- _Materials provided_:

----

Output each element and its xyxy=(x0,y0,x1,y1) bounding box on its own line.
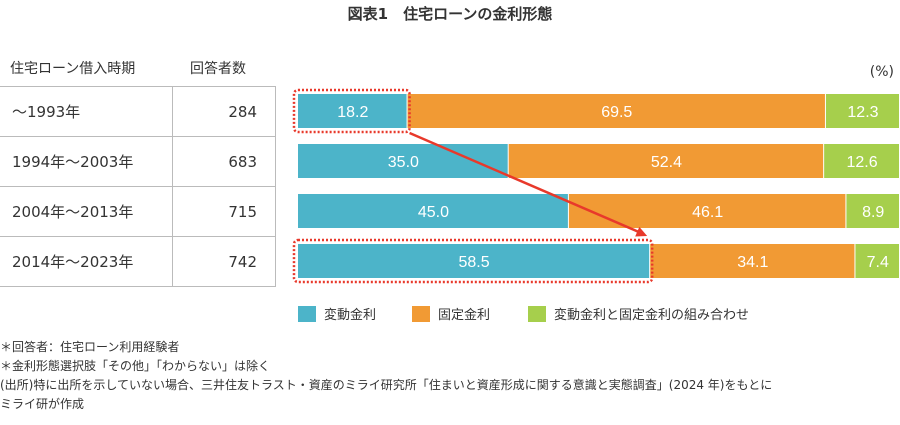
unit-label: (%) xyxy=(869,64,894,80)
count-cell: 742 xyxy=(172,236,276,287)
note: ＊回答者：住宅ローン利用経験者 xyxy=(0,340,180,354)
bar-segment xyxy=(825,94,899,128)
note: ミライ研が作成 xyxy=(0,397,85,411)
bar-segment xyxy=(824,144,899,178)
data-label: 12.6 xyxy=(847,154,878,171)
count-cell: 715 xyxy=(172,186,276,237)
stacked-bar-chart: 18.2 69.5 12.3 35.0 52.4 12.6 45.0 46.1 8.9 58.5 3… xyxy=(292,88,899,284)
bar-segment xyxy=(298,194,568,228)
respondent-table: 〜1993年 284 1994年〜2003年 683 2004年〜2013年 715 … xyxy=(0,86,276,287)
legend-swatch xyxy=(412,305,430,322)
trend-arrow xyxy=(409,131,642,235)
data-label: 8.9 xyxy=(862,204,884,221)
data-label: 35.0 xyxy=(388,154,419,171)
data-label: 18.2 xyxy=(337,104,368,121)
data-label: 7.4 xyxy=(867,254,889,271)
data-label: 12.3 xyxy=(847,104,878,121)
period-cell: 2014年〜2023年 xyxy=(0,236,173,287)
legend-item-mixed: 変動金利と固定金利の組み合わせ xyxy=(528,304,749,323)
bar-segment xyxy=(298,244,650,278)
note: ＊金利形態選択肢「その他」「わからない」は除く xyxy=(0,359,271,373)
count-cell: 683 xyxy=(172,136,276,187)
data-label: 34.1 xyxy=(737,254,768,271)
data-label: 52.4 xyxy=(651,154,682,171)
bar-segment xyxy=(298,94,407,128)
bar-segment xyxy=(508,144,824,178)
legend-item-variable: 変動金利 xyxy=(298,304,376,323)
data-label: 46.1 xyxy=(692,204,723,221)
bar-segment xyxy=(650,244,855,278)
bar-segment xyxy=(855,244,899,278)
period-cell: 〜1993年 xyxy=(0,86,173,137)
legend-item-fixed: 固定金利 xyxy=(412,304,490,323)
data-label: 58.5 xyxy=(459,254,490,271)
data-label: 45.0 xyxy=(418,204,449,221)
bar-segment xyxy=(846,194,899,228)
data-label: 69.5 xyxy=(601,104,632,121)
table-row: 2014年〜2023年 742 xyxy=(0,236,276,287)
chart-title: 図表1 住宅ローンの金利形態 xyxy=(347,5,553,23)
count-cell: 284 xyxy=(172,86,276,137)
highlight-box xyxy=(292,238,654,284)
arrow-head-icon xyxy=(635,226,648,237)
header-count: 回答者数 xyxy=(190,61,246,77)
period-cell: 2004年〜2013年 xyxy=(0,186,173,237)
highlight-box xyxy=(292,88,411,134)
bar-segment xyxy=(407,94,825,128)
table-row: 〜1993年 284 xyxy=(0,86,276,137)
table-row: 2004年〜2013年 715 xyxy=(0,186,276,237)
footnotes: ＊回答者：住宅ローン利用経験者 ＊金利形態選択肢「その他」「わからない」は除く … xyxy=(0,338,772,414)
header-period: 住宅ローン借入時期 xyxy=(10,61,136,77)
note: (出所)特に出所を示していない場合、三井住友トラスト・資産のミライ研究所「住まい… xyxy=(0,378,773,392)
legend-swatch xyxy=(298,305,316,322)
legend-swatch xyxy=(528,305,546,322)
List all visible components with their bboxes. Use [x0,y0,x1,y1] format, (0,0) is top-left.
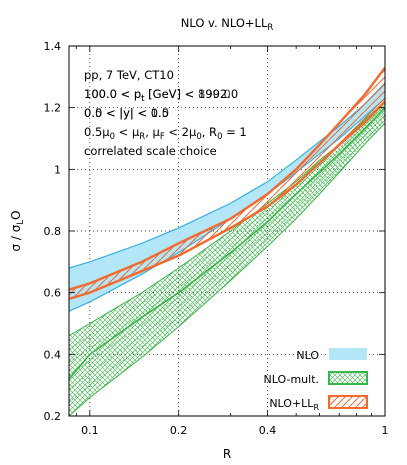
annotation-line: pp, 7 TeV, CT10 [84,68,174,82]
x-axis-label: R [223,447,231,461]
annotation-line: 100.0 < pt [GeV] < 1992.0 [84,87,238,104]
series-nlo-ll-lower [69,100,385,300]
y-tick-label: 0.2 [44,410,62,423]
annotation-overprint: 100.0 < pt [GeV] < 890.0 [84,87,231,104]
annotation-overprint: 0.5 < |y| < 1.0 [84,106,169,120]
annotation-line: 0.0 < |y| < 0.5 [84,106,169,120]
legend-swatch [328,395,368,409]
legend-swatch [329,348,367,360]
y-tick-label: 0.8 [44,225,62,238]
annotations: pp, 7 TeV, CT10 100.0 < pt [GeV] < 1992.0… [84,68,247,158]
chart-title: NLO v. NLO+LLR [181,16,274,33]
series-nlo-band [69,83,385,312]
bands [69,66,385,416]
y-axis-label: σ / σLO [9,210,26,251]
annotation-line: correlated scale choice [84,144,217,158]
legend-label: NLO+LLR [269,397,319,412]
series-nlo-mult-center [69,107,385,380]
y-tick-label: 0.6 [44,287,62,300]
y-tick-label: 0.4 [44,348,62,361]
legend-label: NLO [296,349,319,362]
y-tick-label: 1.4 [44,40,62,53]
legend: NLO NLO-mult. NLO+LLR [264,348,368,412]
tick-labels: 0.1 0.2 0.4 1 0.2 0.4 0.6 0.8 1 1.2 1.4 [44,40,389,437]
series-nlo-mult-lower [69,122,385,416]
series-nlo-ll-upper [69,66,385,291]
y-tick-label: 1 [54,163,61,176]
series-nlo-mult-curve [69,104,385,350]
series-nlo-mult-curve [69,119,385,403]
x-tick-label: 1 [382,424,389,437]
x-tick-label: 0.1 [81,424,99,437]
legend-swatch [328,371,368,385]
annotation-line: 0.5μ0 < μR, μF < 2μ0, R0 = 1 [84,125,247,142]
y-tick-label: 1.2 [44,102,62,115]
x-tick-label: 0.4 [259,424,277,437]
legend-label: NLO-mult. [264,373,319,386]
x-tick-label: 0.2 [170,424,188,437]
ticks [69,45,386,417]
series-nlo-mult-curve [69,112,385,377]
series-nlo-mult-curve [69,115,385,390]
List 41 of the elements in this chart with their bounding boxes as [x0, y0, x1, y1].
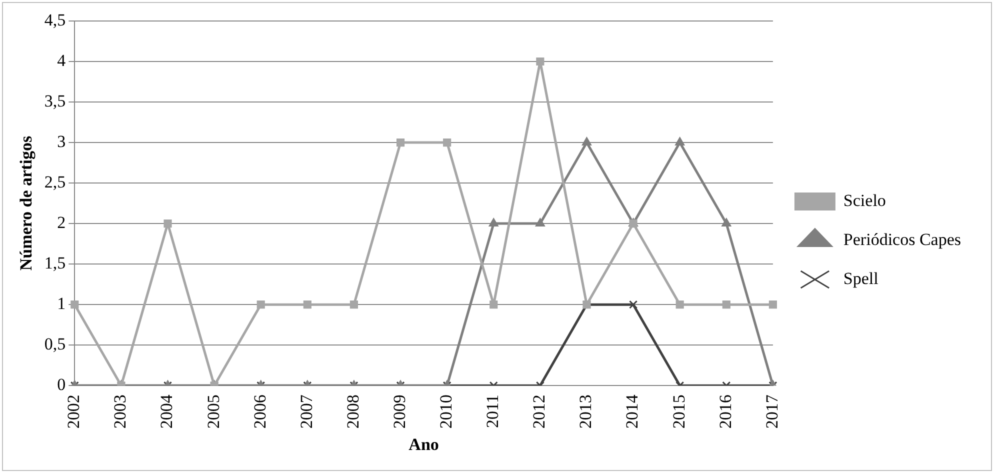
x-axis-title: Ano	[408, 435, 439, 454]
x-tick-label: 2011	[483, 394, 502, 428]
y-tick-label: 4	[57, 50, 66, 70]
y-tick-label: 3,5	[44, 91, 66, 110]
point	[164, 220, 172, 228]
legend-label: Spell	[843, 268, 879, 288]
point	[488, 218, 498, 227]
point	[582, 137, 592, 146]
x-tick-label: 2002	[64, 394, 84, 429]
legend-label: Periódicos Capes	[843, 230, 962, 249]
point	[628, 300, 638, 309]
x-tick-label: 2014	[622, 394, 642, 429]
y-axis-title: Número de artigos	[16, 136, 36, 271]
point	[443, 138, 452, 147]
point	[396, 138, 405, 147]
y-tick-label: 0	[57, 375, 66, 394]
x-tick-label: 2015	[669, 394, 688, 429]
x-tick-label: 2005	[204, 394, 223, 429]
point	[722, 218, 732, 227]
x-tick-label: 2017	[762, 394, 782, 429]
x-tick-label: 2006	[250, 394, 270, 429]
x-tick-label: 2010	[436, 394, 456, 429]
x-tick-label: 2012	[530, 394, 549, 429]
x-tick-label: 2013	[576, 394, 596, 429]
x-tick-label: 2008	[343, 394, 362, 429]
x-tick-label: 2004	[157, 394, 176, 429]
y-tick-label: 4,5	[44, 10, 66, 30]
y-tick-label: 1,5	[44, 254, 66, 273]
x-tick-label: 2003	[110, 394, 130, 429]
y-tick-label: 1	[57, 294, 66, 314]
y-tick-label: 2,5	[44, 172, 66, 192]
legend-label: Scielo	[843, 190, 886, 210]
x-tick-label: 2009	[390, 394, 409, 429]
point	[675, 137, 685, 146]
x-tick-label: 2016	[716, 394, 735, 429]
point	[536, 57, 544, 66]
y-tick-label: 2	[57, 213, 66, 232]
y-tick-label: 0,5	[44, 334, 66, 354]
point	[535, 218, 546, 227]
y-tick-label: 3	[57, 132, 66, 151]
x-tick-label: 2007	[296, 394, 316, 429]
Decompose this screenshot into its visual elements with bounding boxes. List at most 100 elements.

----

- _Given task_:
Return, line for line, everything in the rows above from the line containing "435, 439, 454]" down to the end of the rows, both ends included.

- _Answer to this task_:
x-axis-title: Ano	[408, 435, 439, 454]
x-tick-label: 2011	[483, 394, 502, 428]
y-tick-label: 4	[57, 50, 66, 70]
y-tick-label: 3,5	[44, 91, 66, 110]
point	[164, 220, 172, 228]
legend-label: Spell	[843, 268, 879, 288]
point	[488, 218, 498, 227]
point	[582, 137, 592, 146]
x-tick-label: 2002	[64, 394, 84, 429]
legend-label: Periódicos Capes	[843, 230, 962, 249]
point	[628, 300, 638, 309]
x-tick-label: 2014	[622, 394, 642, 429]
y-axis-title: Número de artigos	[16, 136, 36, 271]
point	[443, 138, 452, 147]
point	[396, 138, 405, 147]
y-tick-label: 0	[57, 375, 66, 394]
x-tick-label: 2015	[669, 394, 688, 429]
x-tick-label: 2005	[204, 394, 223, 429]
point	[722, 218, 732, 227]
x-tick-label: 2017	[762, 394, 782, 429]
x-tick-label: 2006	[250, 394, 270, 429]
x-tick-label: 2010	[436, 394, 456, 429]
x-tick-label: 2012	[530, 394, 549, 429]
x-tick-label: 2013	[576, 394, 596, 429]
x-tick-label: 2008	[343, 394, 362, 429]
x-tick-label: 2004	[157, 394, 176, 429]
y-tick-label: 4,5	[44, 10, 66, 30]
y-tick-label: 1,5	[44, 254, 66, 273]
x-tick-label: 2003	[110, 394, 130, 429]
y-tick-label: 1	[57, 294, 66, 314]
y-tick-label: 2,5	[44, 172, 66, 192]
legend-label: Scielo	[843, 190, 886, 210]
x-tick-label: 2009	[390, 394, 409, 429]
point	[675, 137, 685, 146]
x-tick-label: 2016	[716, 394, 735, 429]
point	[536, 57, 544, 66]
y-tick-label: 2	[57, 213, 66, 232]
y-tick-label: 0,5	[44, 334, 66, 354]
point	[535, 218, 546, 227]
y-tick-label: 3	[57, 132, 66, 151]
x-tick-label: 2007	[296, 394, 316, 429]
Decompose this screenshot into its visual elements with bounding boxes. List at most 100 elements.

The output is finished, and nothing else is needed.